Records from a collection
>> Begin

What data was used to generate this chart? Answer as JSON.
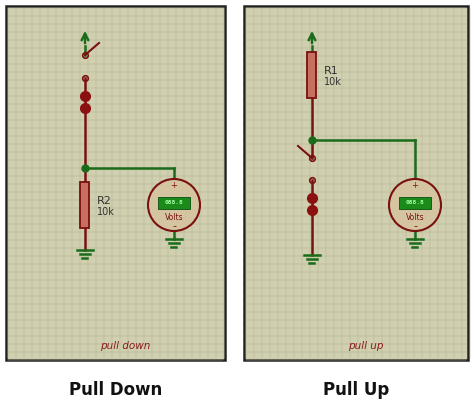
{
  "bg_color": "#c8c8a0",
  "grid_color": "#b0b090",
  "border_color": "#222222",
  "wire_color_green": "#1a6b1a",
  "wire_color_red": "#7a1010",
  "resistor_fill": "#c87060",
  "resistor_border": "#7a1010",
  "meter_circle_color": "#d4c4a0",
  "meter_border_color": "#7a1010",
  "meter_display_color": "#1a8b1a",
  "meter_text_color": "#7a1010",
  "led_color": "#8b1010",
  "ground_color": "#1a6b1a",
  "label_color": "#8b1a1a",
  "title_color": "#111111",
  "panel_bg": "#d0d0b0",
  "overall_bg": "#ffffff",
  "title_left": "Pull Down",
  "title_right": "Pull Up",
  "label_left": "pull down",
  "label_right": "pull up",
  "r_left_label": "R2",
  "r_left_val": "10k",
  "r_right_label": "R1",
  "r_right_val": "10k"
}
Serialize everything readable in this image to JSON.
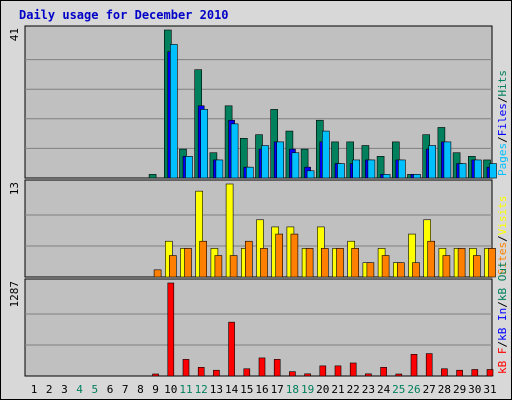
{
  "title": "Daily usage for December 2010",
  "colors": {
    "hits": "#00805c",
    "files": "#0000ff",
    "pages": "#00c0ff",
    "visits": "#ffff00",
    "sites": "#ff8000",
    "kbout": "#00805c",
    "kbin": "#0000ff",
    "kbf": "#ff0000",
    "weekday_label": "#000000",
    "weekend_label": "#00805c"
  },
  "chart_data": [
    {
      "type": "bar",
      "panel": "top",
      "ymax_label": "41",
      "ylim": [
        0,
        41
      ],
      "right_labels": [
        {
          "text": "Pages",
          "key": "pages"
        },
        {
          "text": "/",
          "key": "weekday_label"
        },
        {
          "text": "Files",
          "key": "files"
        },
        {
          "text": "/",
          "key": "weekday_label"
        },
        {
          "text": "Hits",
          "key": "hits"
        }
      ],
      "categories": [
        "1",
        "2",
        "3",
        "4",
        "5",
        "6",
        "7",
        "8",
        "9",
        "10",
        "11",
        "12",
        "13",
        "14",
        "15",
        "16",
        "17",
        "18",
        "19",
        "20",
        "21",
        "22",
        "23",
        "24",
        "25",
        "26",
        "27",
        "28",
        "29",
        "30",
        "31"
      ],
      "series": [
        {
          "name": "Hits",
          "color_key": "hits",
          "values": [
            0,
            0,
            0,
            0,
            0,
            0,
            0,
            0,
            1,
            41,
            8,
            30,
            7,
            20,
            11,
            12,
            19,
            13,
            8,
            16,
            10,
            10,
            9,
            6,
            10,
            1,
            12,
            14,
            7,
            6,
            5
          ]
        },
        {
          "name": "Files",
          "color_key": "files",
          "values": [
            0,
            0,
            0,
            0,
            0,
            0,
            0,
            0,
            0,
            35,
            6,
            20,
            5,
            16,
            3,
            8,
            10,
            8,
            3,
            10,
            4,
            4,
            5,
            1,
            5,
            1,
            8,
            10,
            4,
            5,
            3
          ]
        },
        {
          "name": "Pages",
          "color_key": "pages",
          "values": [
            0,
            0,
            0,
            0,
            0,
            0,
            0,
            0,
            0,
            37,
            6,
            19,
            5,
            15,
            3,
            9,
            10,
            7,
            2,
            13,
            4,
            5,
            5,
            1,
            5,
            1,
            9,
            10,
            4,
            5,
            4
          ]
        }
      ]
    },
    {
      "type": "bar",
      "panel": "middle",
      "ymax_label": "13",
      "ylim": [
        0,
        13
      ],
      "right_labels": [
        {
          "text": "Sites",
          "key": "sites"
        },
        {
          "text": "/",
          "key": "weekday_label"
        },
        {
          "text": "Visits",
          "key": "visits"
        }
      ],
      "categories": [
        "1",
        "2",
        "3",
        "4",
        "5",
        "6",
        "7",
        "8",
        "9",
        "10",
        "11",
        "12",
        "13",
        "14",
        "15",
        "16",
        "17",
        "18",
        "19",
        "20",
        "21",
        "22",
        "23",
        "24",
        "25",
        "26",
        "27",
        "28",
        "29",
        "30",
        "31"
      ],
      "series": [
        {
          "name": "Visits",
          "color_key": "visits",
          "values": [
            0,
            0,
            0,
            0,
            0,
            0,
            0,
            0,
            0,
            5,
            4,
            12,
            4,
            13,
            4,
            8,
            7,
            7,
            4,
            7,
            4,
            5,
            2,
            4,
            2,
            6,
            8,
            4,
            4,
            4,
            4
          ]
        },
        {
          "name": "Sites",
          "color_key": "sites",
          "values": [
            0,
            0,
            0,
            0,
            0,
            0,
            0,
            0,
            1,
            3,
            4,
            5,
            3,
            3,
            5,
            4,
            6,
            6,
            4,
            4,
            4,
            4,
            2,
            3,
            2,
            2,
            5,
            3,
            4,
            3,
            4
          ]
        }
      ]
    },
    {
      "type": "bar",
      "panel": "bottom",
      "ymax_label": "1287",
      "ylim": [
        0,
        1287
      ],
      "right_labels": [
        {
          "text": "kB F",
          "key": "kbf"
        },
        {
          "text": "/",
          "key": "weekday_label"
        },
        {
          "text": "kB In",
          "key": "kbin"
        },
        {
          "text": "/",
          "key": "weekday_label"
        },
        {
          "text": "kB Out",
          "key": "kbout"
        }
      ],
      "categories": [
        "1",
        "2",
        "3",
        "4",
        "5",
        "6",
        "7",
        "8",
        "9",
        "10",
        "11",
        "12",
        "13",
        "14",
        "15",
        "16",
        "17",
        "18",
        "19",
        "20",
        "21",
        "22",
        "23",
        "24",
        "25",
        "26",
        "27",
        "28",
        "29",
        "30",
        "31"
      ],
      "series": [
        {
          "name": "kB F",
          "color_key": "kbf",
          "values": [
            0,
            0,
            0,
            0,
            0,
            0,
            0,
            0,
            20,
            1287,
            230,
            120,
            80,
            745,
            100,
            250,
            230,
            60,
            30,
            140,
            140,
            180,
            30,
            120,
            20,
            300,
            310,
            100,
            80,
            90,
            90
          ]
        }
      ]
    }
  ],
  "x_axis": {
    "labels": [
      {
        "text": "1",
        "weekend": false
      },
      {
        "text": "2",
        "weekend": false
      },
      {
        "text": "3",
        "weekend": false
      },
      {
        "text": "4",
        "weekend": true
      },
      {
        "text": "5",
        "weekend": true
      },
      {
        "text": "6",
        "weekend": false
      },
      {
        "text": "7",
        "weekend": false
      },
      {
        "text": "8",
        "weekend": false
      },
      {
        "text": "9",
        "weekend": false
      },
      {
        "text": "10",
        "weekend": false
      },
      {
        "text": "11",
        "weekend": true
      },
      {
        "text": "12",
        "weekend": true
      },
      {
        "text": "13",
        "weekend": false
      },
      {
        "text": "14",
        "weekend": false
      },
      {
        "text": "15",
        "weekend": false
      },
      {
        "text": "16",
        "weekend": false
      },
      {
        "text": "17",
        "weekend": false
      },
      {
        "text": "18",
        "weekend": true
      },
      {
        "text": "19",
        "weekend": true
      },
      {
        "text": "20",
        "weekend": false
      },
      {
        "text": "21",
        "weekend": false
      },
      {
        "text": "22",
        "weekend": false
      },
      {
        "text": "23",
        "weekend": false
      },
      {
        "text": "24",
        "weekend": false
      },
      {
        "text": "25",
        "weekend": true
      },
      {
        "text": "26",
        "weekend": true
      },
      {
        "text": "27",
        "weekend": false
      },
      {
        "text": "28",
        "weekend": false
      },
      {
        "text": "29",
        "weekend": false
      },
      {
        "text": "30",
        "weekend": false
      },
      {
        "text": "31",
        "weekend": false
      }
    ]
  }
}
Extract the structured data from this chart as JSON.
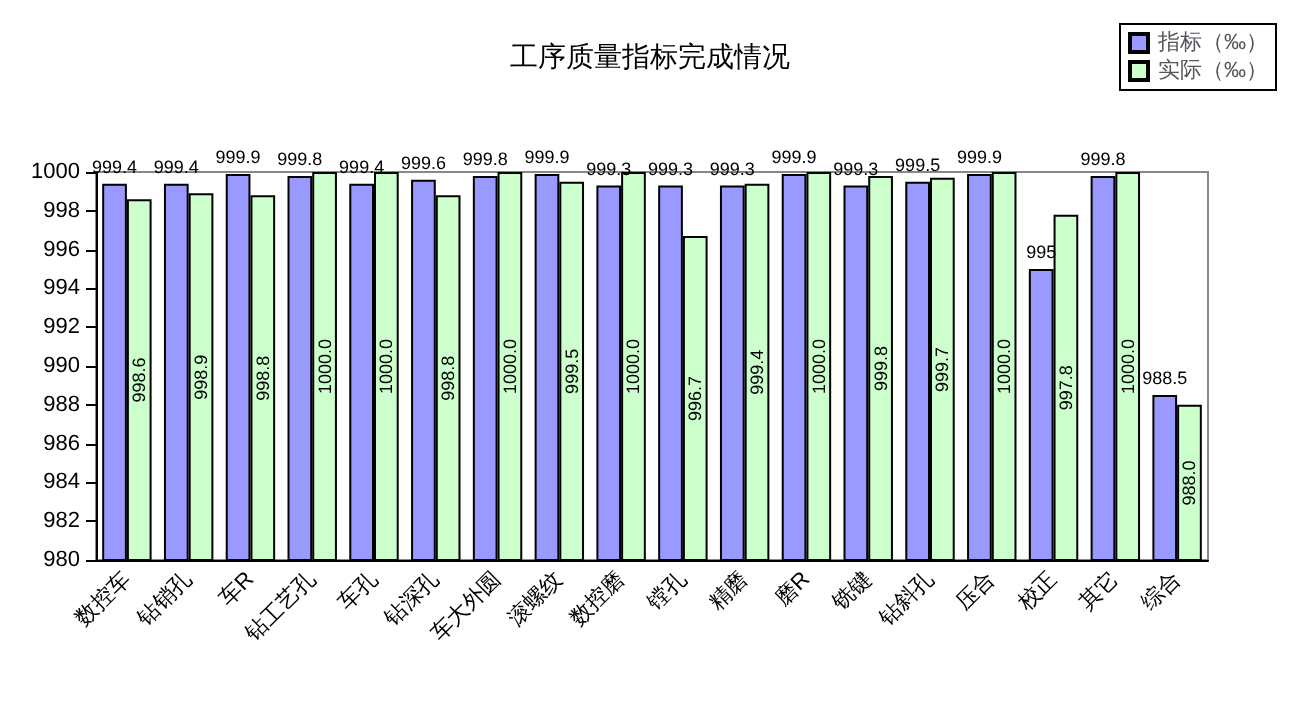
{
  "chart_data": {
    "type": "bar",
    "title": "工序质量指标完成情况",
    "categories": [
      "数控车",
      "钻销孔",
      "车R",
      "钻工艺孔",
      "车孔",
      "钻深孔",
      "车大外圆",
      "滚螺纹",
      "数控磨",
      "镗孔",
      "精磨",
      "磨R",
      "铣键",
      "钻斜孔",
      "压合",
      "校正",
      "其它",
      "综合"
    ],
    "series": [
      {
        "name": "指标（‰）",
        "color": "#9999ff",
        "values": [
          999.4,
          999.4,
          999.9,
          999.8,
          999.4,
          999.6,
          999.8,
          999.9,
          999.3,
          999.3,
          999.3,
          999.9,
          999.3,
          999.5,
          999.9,
          995,
          999.8,
          988.5
        ],
        "value_labels": [
          "999.4",
          "999.4",
          "999.9",
          "999.8",
          "999.4",
          "999.6",
          "999.8",
          "999.9",
          "999.3",
          "999.3",
          "999.3",
          "999.9",
          "999.3",
          "999.5",
          "999.9",
          "995",
          "999.8",
          "988.5"
        ]
      },
      {
        "name": "实际（‰）",
        "color": "#ccffcc",
        "values": [
          998.6,
          998.9,
          998.8,
          1000.0,
          1000.0,
          998.8,
          1000.0,
          999.5,
          1000.0,
          996.7,
          999.4,
          1000.0,
          999.8,
          999.7,
          1000.0,
          997.8,
          1000.0,
          988.0
        ],
        "value_labels": [
          "998.6",
          "998.9",
          "998.8",
          "1000.0",
          "1000.0",
          "998.8",
          "1000.0",
          "999.5",
          "1000.0",
          "996.7",
          "999.4",
          "1000.0",
          "999.8",
          "999.7",
          "1000.0",
          "997.8",
          "1000.0",
          "988.0"
        ]
      }
    ],
    "ylim": [
      980,
      1000
    ],
    "yticks": [
      980,
      982,
      984,
      986,
      988,
      990,
      992,
      994,
      996,
      998,
      1000
    ],
    "grid": false,
    "legend": "top right"
  }
}
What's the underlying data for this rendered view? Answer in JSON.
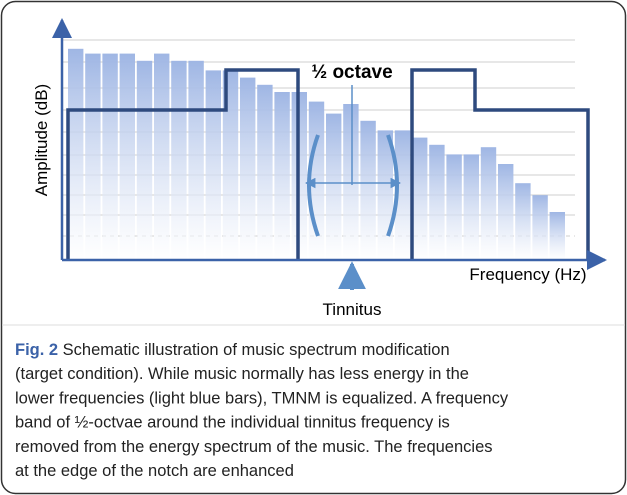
{
  "chart_data": {
    "type": "bar",
    "y_label": "Amplitude (dB)",
    "x_label": "Frequency (Hz)",
    "annotations": [
      "½ octave",
      "Tinnitus"
    ],
    "categories": [
      null,
      null,
      null,
      null,
      null,
      null,
      null,
      null,
      null,
      null,
      null,
      null,
      null,
      null,
      null,
      null,
      null,
      null,
      null,
      null,
      null,
      null,
      null,
      null,
      null,
      null,
      null,
      null,
      null
    ],
    "values": [
      88,
      86,
      86,
      86,
      83,
      86,
      83,
      83,
      79,
      79,
      76,
      73,
      70,
      70,
      66,
      61,
      65,
      58,
      54,
      54,
      51,
      48,
      44,
      44,
      47,
      40,
      32,
      27,
      20
    ],
    "color": "#9fb6e4",
    "ylim": [
      0,
      100
    ]
  },
  "caption": {
    "label": "Fig. 2",
    "lines": [
      " Schematic illustration of music spectrum modification",
      "(target condition). While music normally has less energy in the",
      "lower frequencies (light blue bars), TMNM is equalized. A frequency",
      "band of ½-octvae around the individual tinnitus frequency is",
      "removed from the energy spectrum of the music. The frequencies",
      "at the edge of the notch are enhanced"
    ]
  }
}
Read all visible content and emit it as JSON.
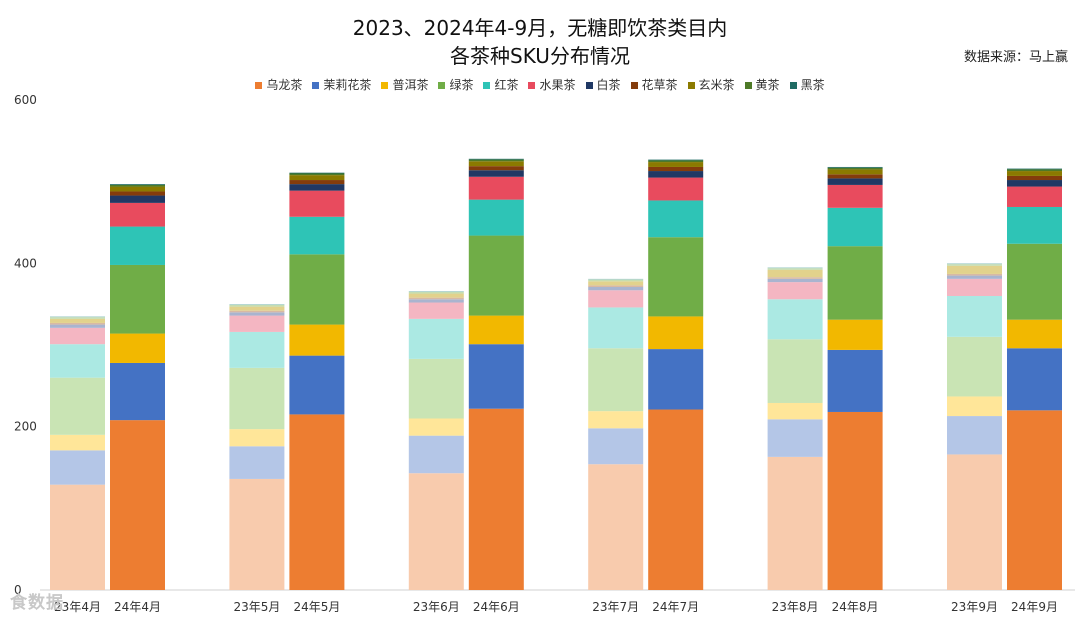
{
  "chart_data": {
    "type": "bar",
    "stacked": true,
    "title": "2023、2024年4-9月，无糖即饮茶类目内",
    "subtitle": "各茶种SKU分布情况",
    "source": "数据来源：马上赢",
    "watermark": "食数据",
    "xlabel": "",
    "ylabel": "",
    "ylim": [
      0,
      600
    ],
    "yticks": [
      0,
      200,
      400,
      600
    ],
    "grid": false,
    "legend_position": "top",
    "categories": [
      "23年4月",
      "24年4月",
      "23年5月",
      "24年5月",
      "23年6月",
      "24年6月",
      "23年7月",
      "24年7月",
      "23年8月",
      "24年8月",
      "23年9月",
      "24年9月"
    ],
    "series": [
      {
        "name": "乌龙茶",
        "color": "#ED7D31",
        "light": "#F8CBAD",
        "values": [
          129,
          208,
          136,
          215,
          143,
          222,
          154,
          221,
          163,
          218,
          166,
          220
        ]
      },
      {
        "name": "茉莉花茶",
        "color": "#4472C4",
        "light": "#B4C6E7",
        "values": [
          42,
          70,
          40,
          72,
          46,
          79,
          44,
          74,
          46,
          76,
          47,
          76
        ]
      },
      {
        "name": "普洱茶",
        "color": "#F2B800",
        "light": "#FFE699",
        "values": [
          19,
          36,
          21,
          38,
          21,
          35,
          21,
          40,
          20,
          37,
          24,
          35
        ]
      },
      {
        "name": "绿茶",
        "color": "#70AD47",
        "light": "#C9E4B4",
        "values": [
          70,
          84,
          75,
          86,
          73,
          98,
          77,
          97,
          78,
          90,
          73,
          93
        ]
      },
      {
        "name": "红茶",
        "color": "#2EC4B6",
        "light": "#ABE9E3",
        "values": [
          41,
          47,
          44,
          46,
          49,
          44,
          50,
          45,
          49,
          47,
          50,
          45
        ]
      },
      {
        "name": "水果茶",
        "color": "#E84B5E",
        "light": "#F4B6C2",
        "values": [
          20,
          29,
          20,
          32,
          20,
          28,
          21,
          28,
          21,
          28,
          21,
          25
        ]
      },
      {
        "name": "白茶",
        "color": "#203864",
        "light": "#A9B4CF",
        "values": [
          4,
          9,
          4,
          8,
          4,
          8,
          4,
          8,
          4,
          8,
          4,
          8
        ]
      },
      {
        "name": "花草茶",
        "color": "#843C0C",
        "light": "#D8B9A3",
        "values": [
          2,
          5,
          2,
          5,
          2,
          5,
          2,
          5,
          2,
          5,
          2,
          5
        ]
      },
      {
        "name": "玄米茶",
        "color": "#8B7A00",
        "light": "#E2D28C",
        "values": [
          5,
          6,
          5,
          6,
          5,
          6,
          5,
          6,
          9,
          6,
          10,
          6
        ]
      },
      {
        "name": "黄茶",
        "color": "#4E7A27",
        "light": "#C5DDB0",
        "values": [
          2,
          2,
          2,
          2,
          2,
          2,
          2,
          2,
          2,
          2,
          2,
          2
        ]
      },
      {
        "name": "黑茶",
        "color": "#1F6B63",
        "light": "#A6CFCA",
        "values": [
          1,
          1,
          1,
          1,
          1,
          1,
          1,
          1,
          1,
          1,
          1,
          1
        ]
      }
    ]
  }
}
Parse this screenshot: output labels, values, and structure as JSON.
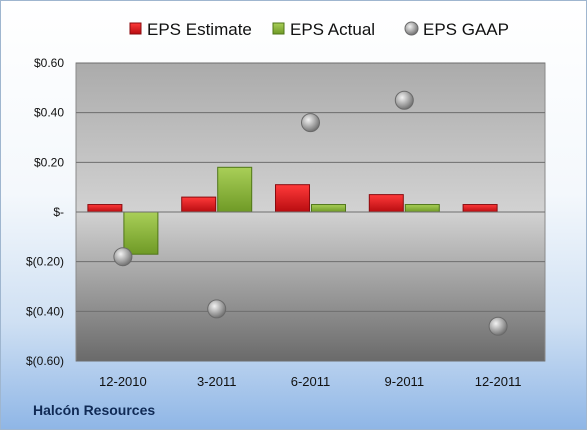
{
  "footer": "Halcón Resources",
  "chart_data": {
    "type": "bar",
    "categories": [
      "12-2010",
      "3-2011",
      "6-2011",
      "9-2011",
      "12-2011"
    ],
    "series": [
      {
        "name": "EPS Estimate",
        "kind": "bar",
        "color": "#d8141c",
        "values": [
          0.03,
          0.06,
          0.11,
          0.07,
          0.03
        ]
      },
      {
        "name": "EPS Actual",
        "kind": "bar",
        "color": "#8fbd3a",
        "values": [
          -0.17,
          0.18,
          0.03,
          0.03,
          null
        ]
      },
      {
        "name": "EPS GAAP",
        "kind": "scatter",
        "color": "#9a9a9a",
        "values": [
          -0.18,
          -0.39,
          0.36,
          0.45,
          -0.46
        ]
      }
    ],
    "ylim": [
      -0.6,
      0.6
    ],
    "yticks": [
      0.6,
      0.4,
      0.2,
      0,
      -0.2,
      -0.4,
      -0.6
    ],
    "ytick_labels": [
      "$0.60",
      "$0.40",
      "$0.20",
      "$-",
      "$(0.20)",
      "$(0.40)",
      "$(0.60)"
    ],
    "grid": true,
    "legend": "top"
  }
}
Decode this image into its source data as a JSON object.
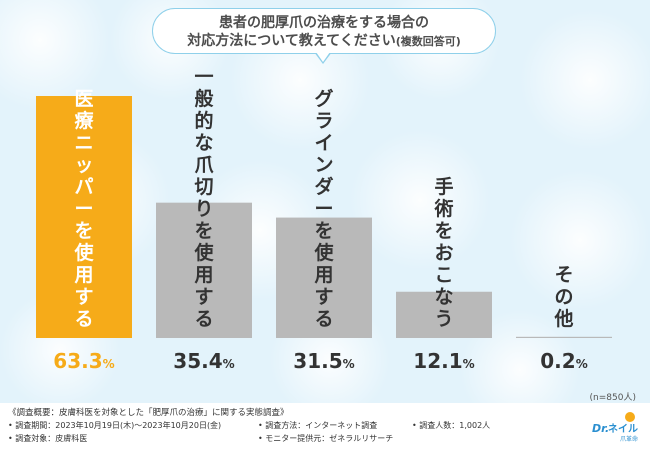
{
  "question": {
    "line1": "患者の肥厚爪の治療をする場合の",
    "line2_main": "対応方法について教えてください",
    "line2_note": "(複数回答可)"
  },
  "chart_data": {
    "type": "bar",
    "categories": [
      "医療ニッパーを使用する",
      "一般的な爪切りを使用する",
      "グラインダーを使用する",
      "手術をおこなう",
      "その他"
    ],
    "values": [
      63.3,
      35.4,
      31.5,
      12.1,
      0.2
    ],
    "value_labels": [
      {
        "num": "63.3",
        "unit": "%"
      },
      {
        "num": "35.4",
        "unit": "%"
      },
      {
        "num": "31.5",
        "unit": "%"
      },
      {
        "num": "12.1",
        "unit": "%"
      },
      {
        "num": "0.2",
        "unit": "%"
      }
    ],
    "ylim": [
      0,
      63.3
    ],
    "colors": {
      "highlight": "#f6ab19",
      "default": "#b9b9b9",
      "highlight_label": "#ffffff",
      "default_label": "#333333"
    },
    "title": "",
    "xlabel": "",
    "ylabel": ""
  },
  "sample_size": "(n=850人)",
  "footer": {
    "title": "《調査概要：皮膚科医を対象とした「肥厚爪の治療」に関する実態調査》",
    "period": "• 調査期間：2023年10月19日(木)～2023年10月20日(金)",
    "method": "• 調査方法：インターネット調査",
    "count": "• 調査人数：1,002人",
    "target": "• 調査対象：皮膚科医",
    "provider": "• モニター提供元：ゼネラルリサーチ"
  },
  "logo": {
    "text_dr": "Dr.",
    "text_name": "ネイル",
    "text_sub": "爪革命"
  }
}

>> End

Your answer should be a single number: the count of lines holding the word "JSON".

SOLUTION TO THIS TASK: 7